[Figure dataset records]
= = = = = = =

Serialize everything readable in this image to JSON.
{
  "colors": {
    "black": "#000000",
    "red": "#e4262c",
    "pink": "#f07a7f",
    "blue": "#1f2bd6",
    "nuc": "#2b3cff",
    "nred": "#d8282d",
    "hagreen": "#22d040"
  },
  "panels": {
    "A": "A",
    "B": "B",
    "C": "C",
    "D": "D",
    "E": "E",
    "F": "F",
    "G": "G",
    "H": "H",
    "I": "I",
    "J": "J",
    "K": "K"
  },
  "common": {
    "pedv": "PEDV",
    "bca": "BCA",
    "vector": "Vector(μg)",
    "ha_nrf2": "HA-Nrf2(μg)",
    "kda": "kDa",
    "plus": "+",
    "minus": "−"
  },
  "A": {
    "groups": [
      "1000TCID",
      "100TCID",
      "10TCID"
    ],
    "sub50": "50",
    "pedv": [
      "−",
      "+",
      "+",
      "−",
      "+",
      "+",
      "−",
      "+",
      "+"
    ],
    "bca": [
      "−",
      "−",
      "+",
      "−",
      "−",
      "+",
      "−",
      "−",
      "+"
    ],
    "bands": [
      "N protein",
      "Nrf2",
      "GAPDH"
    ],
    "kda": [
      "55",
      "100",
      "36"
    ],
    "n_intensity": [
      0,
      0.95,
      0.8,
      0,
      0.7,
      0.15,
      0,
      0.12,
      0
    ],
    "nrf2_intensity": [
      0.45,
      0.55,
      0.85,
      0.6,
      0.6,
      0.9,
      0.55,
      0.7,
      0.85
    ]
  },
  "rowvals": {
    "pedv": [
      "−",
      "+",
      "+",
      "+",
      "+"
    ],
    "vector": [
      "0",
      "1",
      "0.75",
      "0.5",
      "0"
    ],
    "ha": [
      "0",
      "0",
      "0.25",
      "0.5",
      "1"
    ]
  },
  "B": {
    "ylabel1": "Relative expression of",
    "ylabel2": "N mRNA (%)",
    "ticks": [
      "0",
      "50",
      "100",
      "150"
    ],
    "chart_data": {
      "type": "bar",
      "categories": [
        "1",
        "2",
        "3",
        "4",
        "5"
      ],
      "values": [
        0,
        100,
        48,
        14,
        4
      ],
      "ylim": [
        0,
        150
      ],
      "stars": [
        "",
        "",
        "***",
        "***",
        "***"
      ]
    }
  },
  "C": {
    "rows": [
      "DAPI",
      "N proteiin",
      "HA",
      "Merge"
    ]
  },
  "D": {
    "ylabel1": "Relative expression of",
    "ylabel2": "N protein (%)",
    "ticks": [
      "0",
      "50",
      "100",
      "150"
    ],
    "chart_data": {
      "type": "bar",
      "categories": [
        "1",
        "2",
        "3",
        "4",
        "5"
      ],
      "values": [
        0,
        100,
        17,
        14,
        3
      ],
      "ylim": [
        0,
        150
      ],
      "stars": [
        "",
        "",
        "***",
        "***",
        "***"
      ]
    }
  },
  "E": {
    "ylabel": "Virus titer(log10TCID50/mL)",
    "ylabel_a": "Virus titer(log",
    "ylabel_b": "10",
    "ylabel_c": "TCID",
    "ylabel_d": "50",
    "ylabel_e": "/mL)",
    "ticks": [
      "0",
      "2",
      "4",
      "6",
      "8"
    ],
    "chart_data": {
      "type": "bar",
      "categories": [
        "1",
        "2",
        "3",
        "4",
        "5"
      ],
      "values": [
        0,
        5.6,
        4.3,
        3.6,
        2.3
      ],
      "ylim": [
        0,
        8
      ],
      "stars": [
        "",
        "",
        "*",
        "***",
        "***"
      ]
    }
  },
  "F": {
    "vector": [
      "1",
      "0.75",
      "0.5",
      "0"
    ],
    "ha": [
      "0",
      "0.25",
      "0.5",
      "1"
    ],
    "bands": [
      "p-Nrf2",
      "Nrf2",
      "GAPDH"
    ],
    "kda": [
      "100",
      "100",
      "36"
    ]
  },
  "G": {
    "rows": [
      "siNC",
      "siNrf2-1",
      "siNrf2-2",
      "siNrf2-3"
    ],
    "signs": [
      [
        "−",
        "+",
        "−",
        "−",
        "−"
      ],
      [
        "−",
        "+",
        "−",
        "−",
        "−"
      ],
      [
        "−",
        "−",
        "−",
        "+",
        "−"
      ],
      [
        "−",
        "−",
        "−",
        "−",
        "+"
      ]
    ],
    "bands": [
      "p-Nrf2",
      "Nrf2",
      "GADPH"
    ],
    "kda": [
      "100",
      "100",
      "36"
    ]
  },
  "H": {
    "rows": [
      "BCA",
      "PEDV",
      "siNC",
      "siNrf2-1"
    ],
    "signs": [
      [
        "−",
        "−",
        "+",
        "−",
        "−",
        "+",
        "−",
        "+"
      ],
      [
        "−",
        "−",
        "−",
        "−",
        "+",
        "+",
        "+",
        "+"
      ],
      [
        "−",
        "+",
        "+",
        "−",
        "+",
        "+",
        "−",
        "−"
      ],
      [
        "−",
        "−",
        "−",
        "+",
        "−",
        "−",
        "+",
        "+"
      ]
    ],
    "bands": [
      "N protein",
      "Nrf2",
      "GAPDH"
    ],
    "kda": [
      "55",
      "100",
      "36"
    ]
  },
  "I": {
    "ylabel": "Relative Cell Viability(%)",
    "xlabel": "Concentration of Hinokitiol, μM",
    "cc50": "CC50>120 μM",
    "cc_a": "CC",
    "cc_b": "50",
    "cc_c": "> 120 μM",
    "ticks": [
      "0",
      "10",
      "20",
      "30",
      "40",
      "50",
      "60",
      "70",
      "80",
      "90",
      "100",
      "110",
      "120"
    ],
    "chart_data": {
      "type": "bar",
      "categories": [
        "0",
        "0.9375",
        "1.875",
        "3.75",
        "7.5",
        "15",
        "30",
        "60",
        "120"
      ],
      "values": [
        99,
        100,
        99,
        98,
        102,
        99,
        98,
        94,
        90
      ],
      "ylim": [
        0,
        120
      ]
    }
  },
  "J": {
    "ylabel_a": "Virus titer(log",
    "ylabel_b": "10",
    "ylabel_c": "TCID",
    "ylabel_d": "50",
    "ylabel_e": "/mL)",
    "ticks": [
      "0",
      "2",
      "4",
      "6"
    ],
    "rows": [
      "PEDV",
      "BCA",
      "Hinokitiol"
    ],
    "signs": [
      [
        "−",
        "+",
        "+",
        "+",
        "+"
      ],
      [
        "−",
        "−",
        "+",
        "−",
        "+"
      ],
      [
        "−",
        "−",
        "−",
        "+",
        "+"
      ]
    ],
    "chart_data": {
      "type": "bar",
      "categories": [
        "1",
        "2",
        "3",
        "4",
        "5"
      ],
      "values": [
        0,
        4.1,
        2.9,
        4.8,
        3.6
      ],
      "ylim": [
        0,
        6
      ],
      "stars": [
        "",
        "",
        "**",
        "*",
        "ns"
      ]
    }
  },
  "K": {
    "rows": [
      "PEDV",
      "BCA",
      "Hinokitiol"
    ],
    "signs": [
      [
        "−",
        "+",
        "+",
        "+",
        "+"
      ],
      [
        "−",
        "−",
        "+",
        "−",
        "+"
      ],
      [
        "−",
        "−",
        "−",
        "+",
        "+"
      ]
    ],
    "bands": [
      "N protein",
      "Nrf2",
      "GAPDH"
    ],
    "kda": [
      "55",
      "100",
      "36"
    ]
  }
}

= = = = = = =

#### [Work task]
Give all of the entries again, exactly.

#### [Answer box]
Serialize everything readable in this image to JSON.
{
  "colors": {
    "black": "#000000",
    "red": "#e4262c",
    "pink": "#f07a7f",
    "blue": "#1f2bd6",
    "nuc": "#2b3cff",
    "nred": "#d8282d",
    "hagreen": "#22d040"
  },
  "panels": {
    "A": "A",
    "B": "B",
    "C": "C",
    "D": "D",
    "E": "E",
    "F": "F",
    "G": "G",
    "H": "H",
    "I": "I",
    "J": "J",
    "K": "K"
  },
  "common": {
    "pedv": "PEDV",
    "bca": "BCA",
    "vector": "Vector(μg)",
    "ha_nrf2": "HA-Nrf2(μg)",
    "kda": "kDa",
    "plus": "+",
    "minus": "−"
  },
  "A": {
    "groups": [
      "1000TCID",
      "100TCID",
      "10TCID"
    ],
    "sub50": "50",
    "pedv": [
      "−",
      "+",
      "+",
      "−",
      "+",
      "+",
      "−",
      "+",
      "+"
    ],
    "bca": [
      "−",
      "−",
      "+",
      "−",
      "−",
      "+",
      "−",
      "−",
      "+"
    ],
    "bands": [
      "N protein",
      "Nrf2",
      "GAPDH"
    ],
    "kda": [
      "55",
      "100",
      "36"
    ],
    "n_intensity": [
      0,
      0.95,
      0.8,
      0,
      0.7,
      0.15,
      0,
      0.12,
      0
    ],
    "nrf2_intensity": [
      0.45,
      0.55,
      0.85,
      0.6,
      0.6,
      0.9,
      0.55,
      0.7,
      0.85
    ]
  },
  "rowvals": {
    "pedv": [
      "−",
      "+",
      "+",
      "+",
      "+"
    ],
    "vector": [
      "0",
      "1",
      "0.75",
      "0.5",
      "0"
    ],
    "ha": [
      "0",
      "0",
      "0.25",
      "0.5",
      "1"
    ]
  },
  "B": {
    "ylabel1": "Relative expression of",
    "ylabel2": "N mRNA (%)",
    "ticks": [
      "0",
      "50",
      "100",
      "150"
    ],
    "chart_data": {
      "type": "bar",
      "categories": [
        "1",
        "2",
        "3",
        "4",
        "5"
      ],
      "values": [
        0,
        100,
        48,
        14,
        4
      ],
      "ylim": [
        0,
        150
      ],
      "stars": [
        "",
        "",
        "***",
        "***",
        "***"
      ]
    }
  },
  "C": {
    "rows": [
      "DAPI",
      "N proteiin",
      "HA",
      "Merge"
    ]
  },
  "D": {
    "ylabel1": "Relative expression of",
    "ylabel2": "N protein (%)",
    "ticks": [
      "0",
      "50",
      "100",
      "150"
    ],
    "chart_data": {
      "type": "bar",
      "categories": [
        "1",
        "2",
        "3",
        "4",
        "5"
      ],
      "values": [
        0,
        100,
        17,
        14,
        3
      ],
      "ylim": [
        0,
        150
      ],
      "stars": [
        "",
        "",
        "***",
        "***",
        "***"
      ]
    }
  },
  "E": {
    "ylabel": "Virus titer(log10TCID50/mL)",
    "ylabel_a": "Virus titer(log",
    "ylabel_b": "10",
    "ylabel_c": "TCID",
    "ylabel_d": "50",
    "ylabel_e": "/mL)",
    "ticks": [
      "0",
      "2",
      "4",
      "6",
      "8"
    ],
    "chart_data": {
      "type": "bar",
      "categories": [
        "1",
        "2",
        "3",
        "4",
        "5"
      ],
      "values": [
        0,
        5.6,
        4.3,
        3.6,
        2.3
      ],
      "ylim": [
        0,
        8
      ],
      "stars": [
        "",
        "",
        "*",
        "***",
        "***"
      ]
    }
  },
  "F": {
    "vector": [
      "1",
      "0.75",
      "0.5",
      "0"
    ],
    "ha": [
      "0",
      "0.25",
      "0.5",
      "1"
    ],
    "bands": [
      "p-Nrf2",
      "Nrf2",
      "GAPDH"
    ],
    "kda": [
      "100",
      "100",
      "36"
    ]
  },
  "G": {
    "rows": [
      "siNC",
      "siNrf2-1",
      "siNrf2-2",
      "siNrf2-3"
    ],
    "signs": [
      [
        "−",
        "+",
        "−",
        "−",
        "−"
      ],
      [
        "−",
        "+",
        "−",
        "−",
        "−"
      ],
      [
        "−",
        "−",
        "−",
        "+",
        "−"
      ],
      [
        "−",
        "−",
        "−",
        "−",
        "+"
      ]
    ],
    "bands": [
      "p-Nrf2",
      "Nrf2",
      "GADPH"
    ],
    "kda": [
      "100",
      "100",
      "36"
    ]
  },
  "H": {
    "rows": [
      "BCA",
      "PEDV",
      "siNC",
      "siNrf2-1"
    ],
    "signs": [
      [
        "−",
        "−",
        "+",
        "−",
        "−",
        "+",
        "−",
        "+"
      ],
      [
        "−",
        "−",
        "−",
        "−",
        "+",
        "+",
        "+",
        "+"
      ],
      [
        "−",
        "+",
        "+",
        "−",
        "+",
        "+",
        "−",
        "−"
      ],
      [
        "−",
        "−",
        "−",
        "+",
        "−",
        "−",
        "+",
        "+"
      ]
    ],
    "bands": [
      "N protein",
      "Nrf2",
      "GAPDH"
    ],
    "kda": [
      "55",
      "100",
      "36"
    ]
  },
  "I": {
    "ylabel": "Relative Cell Viability(%)",
    "xlabel": "Concentration of Hinokitiol, μM",
    "cc50": "CC50>120 μM",
    "cc_a": "CC",
    "cc_b": "50",
    "cc_c": "> 120 μM",
    "ticks": [
      "0",
      "10",
      "20",
      "30",
      "40",
      "50",
      "60",
      "70",
      "80",
      "90",
      "100",
      "110",
      "120"
    ],
    "chart_data": {
      "type": "bar",
      "categories": [
        "0",
        "0.9375",
        "1.875",
        "3.75",
        "7.5",
        "15",
        "30",
        "60",
        "120"
      ],
      "values": [
        99,
        100,
        99,
        98,
        102,
        99,
        98,
        94,
        90
      ],
      "ylim": [
        0,
        120
      ]
    }
  },
  "J": {
    "ylabel_a": "Virus titer(log",
    "ylabel_b": "10",
    "ylabel_c": "TCID",
    "ylabel_d": "50",
    "ylabel_e": "/mL)",
    "ticks": [
      "0",
      "2",
      "4",
      "6"
    ],
    "rows": [
      "PEDV",
      "BCA",
      "Hinokitiol"
    ],
    "signs": [
      [
        "−",
        "+",
        "+",
        "+",
        "+"
      ],
      [
        "−",
        "−",
        "+",
        "−",
        "+"
      ],
      [
        "−",
        "−",
        "−",
        "+",
        "+"
      ]
    ],
    "chart_data": {
      "type": "bar",
      "categories": [
        "1",
        "2",
        "3",
        "4",
        "5"
      ],
      "values": [
        0,
        4.1,
        2.9,
        4.8,
        3.6
      ],
      "ylim": [
        0,
        6
      ],
      "stars": [
        "",
        "",
        "**",
        "*",
        "ns"
      ]
    }
  },
  "K": {
    "rows": [
      "PEDV",
      "BCA",
      "Hinokitiol"
    ],
    "signs": [
      [
        "−",
        "+",
        "+",
        "+",
        "+"
      ],
      [
        "−",
        "−",
        "+",
        "−",
        "+"
      ],
      [
        "−",
        "−",
        "−",
        "+",
        "+"
      ]
    ],
    "bands": [
      "N protein",
      "Nrf2",
      "GAPDH"
    ],
    "kda": [
      "55",
      "100",
      "36"
    ]
  }
}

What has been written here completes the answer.